## The input
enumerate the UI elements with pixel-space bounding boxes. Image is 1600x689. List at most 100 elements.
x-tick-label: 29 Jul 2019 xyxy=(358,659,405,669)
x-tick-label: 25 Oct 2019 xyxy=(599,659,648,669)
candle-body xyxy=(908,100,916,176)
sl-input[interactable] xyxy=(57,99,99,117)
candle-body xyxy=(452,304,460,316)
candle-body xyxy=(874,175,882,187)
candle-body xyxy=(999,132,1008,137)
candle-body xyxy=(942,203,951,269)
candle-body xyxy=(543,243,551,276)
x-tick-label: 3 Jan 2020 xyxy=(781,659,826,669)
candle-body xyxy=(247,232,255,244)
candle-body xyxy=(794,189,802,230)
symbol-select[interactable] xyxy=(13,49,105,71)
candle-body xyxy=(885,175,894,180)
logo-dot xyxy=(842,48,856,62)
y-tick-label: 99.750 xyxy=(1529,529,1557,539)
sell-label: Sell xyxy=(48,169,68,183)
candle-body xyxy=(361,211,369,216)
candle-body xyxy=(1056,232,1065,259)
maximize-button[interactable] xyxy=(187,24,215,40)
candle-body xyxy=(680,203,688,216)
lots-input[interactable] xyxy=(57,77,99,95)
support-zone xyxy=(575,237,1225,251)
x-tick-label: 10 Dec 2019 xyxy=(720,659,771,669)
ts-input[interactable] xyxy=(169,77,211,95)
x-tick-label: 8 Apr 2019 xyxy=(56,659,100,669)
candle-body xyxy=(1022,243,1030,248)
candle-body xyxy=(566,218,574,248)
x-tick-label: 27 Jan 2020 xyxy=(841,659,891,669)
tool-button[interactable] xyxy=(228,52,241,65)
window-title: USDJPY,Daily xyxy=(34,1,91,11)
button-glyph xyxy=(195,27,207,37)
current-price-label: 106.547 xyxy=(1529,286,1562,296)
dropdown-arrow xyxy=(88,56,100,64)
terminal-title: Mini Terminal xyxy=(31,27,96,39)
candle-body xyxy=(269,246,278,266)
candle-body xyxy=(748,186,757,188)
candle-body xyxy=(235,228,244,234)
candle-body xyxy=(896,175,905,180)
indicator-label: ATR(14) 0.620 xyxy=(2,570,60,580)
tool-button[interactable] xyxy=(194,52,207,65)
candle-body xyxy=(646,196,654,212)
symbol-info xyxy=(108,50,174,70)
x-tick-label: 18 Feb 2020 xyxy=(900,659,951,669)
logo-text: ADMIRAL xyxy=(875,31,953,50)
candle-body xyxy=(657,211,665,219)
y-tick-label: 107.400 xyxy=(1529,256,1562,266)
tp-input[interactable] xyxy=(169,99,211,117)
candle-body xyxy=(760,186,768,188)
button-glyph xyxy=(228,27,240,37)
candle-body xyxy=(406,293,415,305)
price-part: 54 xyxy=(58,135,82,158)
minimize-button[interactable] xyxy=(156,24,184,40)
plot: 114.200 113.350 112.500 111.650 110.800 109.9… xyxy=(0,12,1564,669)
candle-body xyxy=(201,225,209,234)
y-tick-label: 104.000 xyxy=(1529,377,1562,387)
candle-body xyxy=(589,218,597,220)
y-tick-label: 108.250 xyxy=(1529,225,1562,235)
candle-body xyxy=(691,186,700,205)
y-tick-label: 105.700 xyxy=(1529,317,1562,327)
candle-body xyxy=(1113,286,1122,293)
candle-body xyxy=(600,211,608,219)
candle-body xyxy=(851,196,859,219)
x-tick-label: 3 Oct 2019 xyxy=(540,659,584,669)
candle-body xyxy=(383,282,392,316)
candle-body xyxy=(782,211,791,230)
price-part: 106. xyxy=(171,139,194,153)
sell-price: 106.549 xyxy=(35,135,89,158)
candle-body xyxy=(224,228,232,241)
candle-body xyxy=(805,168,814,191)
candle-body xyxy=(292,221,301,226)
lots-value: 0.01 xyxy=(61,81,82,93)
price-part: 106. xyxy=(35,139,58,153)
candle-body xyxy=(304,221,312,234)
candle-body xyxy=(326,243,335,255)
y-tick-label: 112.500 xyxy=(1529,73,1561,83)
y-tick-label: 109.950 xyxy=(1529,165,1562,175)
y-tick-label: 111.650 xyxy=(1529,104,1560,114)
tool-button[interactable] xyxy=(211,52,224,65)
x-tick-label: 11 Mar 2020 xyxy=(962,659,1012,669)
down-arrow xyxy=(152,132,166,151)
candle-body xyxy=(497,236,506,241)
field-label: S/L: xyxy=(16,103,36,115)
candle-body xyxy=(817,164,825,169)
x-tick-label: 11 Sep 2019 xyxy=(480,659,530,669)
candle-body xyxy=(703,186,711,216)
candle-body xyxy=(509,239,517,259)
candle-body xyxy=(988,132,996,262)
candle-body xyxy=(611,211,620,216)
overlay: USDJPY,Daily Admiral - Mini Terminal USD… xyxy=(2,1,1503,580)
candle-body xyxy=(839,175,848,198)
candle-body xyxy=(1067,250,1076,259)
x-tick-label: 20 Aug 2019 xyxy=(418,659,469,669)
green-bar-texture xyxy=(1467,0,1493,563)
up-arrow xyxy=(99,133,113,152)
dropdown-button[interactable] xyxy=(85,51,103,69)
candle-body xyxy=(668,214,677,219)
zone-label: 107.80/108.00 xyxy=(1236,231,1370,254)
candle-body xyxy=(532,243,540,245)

## Task to complete
Pull out every line in the entries above that contains the string "symbol", matching its case exactly.

## Result below
symbol-select[interactable] xyxy=(13,49,105,71)
symbol-info xyxy=(108,50,174,70)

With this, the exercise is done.